::: Extracted records

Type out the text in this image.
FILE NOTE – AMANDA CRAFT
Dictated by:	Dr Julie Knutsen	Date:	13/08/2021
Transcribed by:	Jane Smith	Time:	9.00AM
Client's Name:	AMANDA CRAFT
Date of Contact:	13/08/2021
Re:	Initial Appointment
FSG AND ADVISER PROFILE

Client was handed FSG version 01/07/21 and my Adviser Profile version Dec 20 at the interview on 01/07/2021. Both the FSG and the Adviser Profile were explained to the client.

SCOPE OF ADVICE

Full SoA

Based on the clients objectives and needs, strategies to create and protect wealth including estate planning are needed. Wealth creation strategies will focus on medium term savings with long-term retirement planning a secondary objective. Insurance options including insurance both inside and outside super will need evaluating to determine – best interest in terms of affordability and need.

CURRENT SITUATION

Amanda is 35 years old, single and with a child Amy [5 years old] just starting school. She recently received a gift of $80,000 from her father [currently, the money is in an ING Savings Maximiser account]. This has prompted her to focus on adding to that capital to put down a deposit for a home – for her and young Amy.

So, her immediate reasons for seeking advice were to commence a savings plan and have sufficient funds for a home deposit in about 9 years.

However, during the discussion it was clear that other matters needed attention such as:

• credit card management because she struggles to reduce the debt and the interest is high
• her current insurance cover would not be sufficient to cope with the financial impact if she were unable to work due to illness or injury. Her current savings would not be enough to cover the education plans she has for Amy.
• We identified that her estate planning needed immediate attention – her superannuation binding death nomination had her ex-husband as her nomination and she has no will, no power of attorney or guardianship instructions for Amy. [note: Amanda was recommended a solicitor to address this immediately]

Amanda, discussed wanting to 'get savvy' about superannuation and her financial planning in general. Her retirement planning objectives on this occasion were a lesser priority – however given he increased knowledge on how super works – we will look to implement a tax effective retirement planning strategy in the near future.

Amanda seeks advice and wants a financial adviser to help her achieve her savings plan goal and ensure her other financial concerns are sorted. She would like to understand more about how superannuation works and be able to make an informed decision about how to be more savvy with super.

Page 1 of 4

::::::

# What is asked:
In the records above, find the lines containing "estate" and copy them.

# Result of this exercise:
Based on the clients objectives and needs, strategies to create and protect wealth including estate planning are needed. Wealth creation strategies will focus on medium term savings with long-term retirement planning a secondary objective. Insurance options including insurance both inside and outside super will need evaluating to determine – best interest in terms of affordability and need.
• We identified that her estate planning needed immediate attention – her superannuation binding death nomination had her ex-husband as her nomination and she has no will, no power of attorney or guardianship instructions for Amy. [note: Amanda was recommended a solicitor to address this immediately]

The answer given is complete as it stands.